[Items from a figure collection]
----------------------------------------

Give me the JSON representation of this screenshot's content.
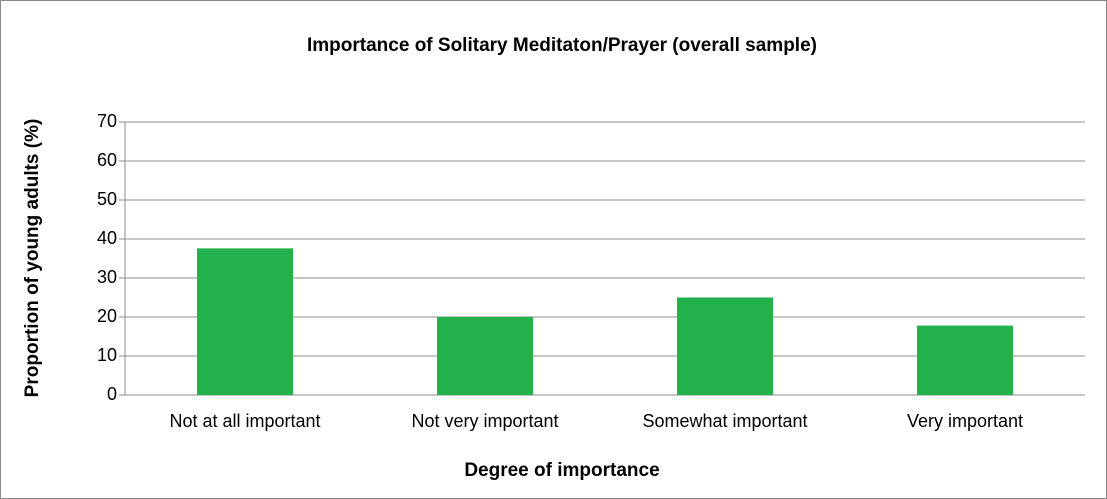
{
  "chart_data": {
    "type": "bar",
    "title": "Importance of Solitary Meditaton/Prayer (overall sample)",
    "x_label": "Degree of importance",
    "y_label": "Proportion of young adults (%)",
    "categories": [
      "Not at all important",
      "Not very important",
      "Somewhat important",
      "Very important"
    ],
    "values": [
      37.6,
      20,
      25,
      17.8
    ],
    "color": "#23b14d",
    "ylim": [
      0,
      70
    ],
    "yticks": [
      0,
      10,
      20,
      30,
      40,
      50,
      60,
      70
    ],
    "grid": true
  }
}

----------------------------------------

▸ **The task**
Return every line above in which the string "important" occurs.

▸ **Result of the task**
      "Not at all important",
      "Not very important",
      "Somewhat important",
      "Very important"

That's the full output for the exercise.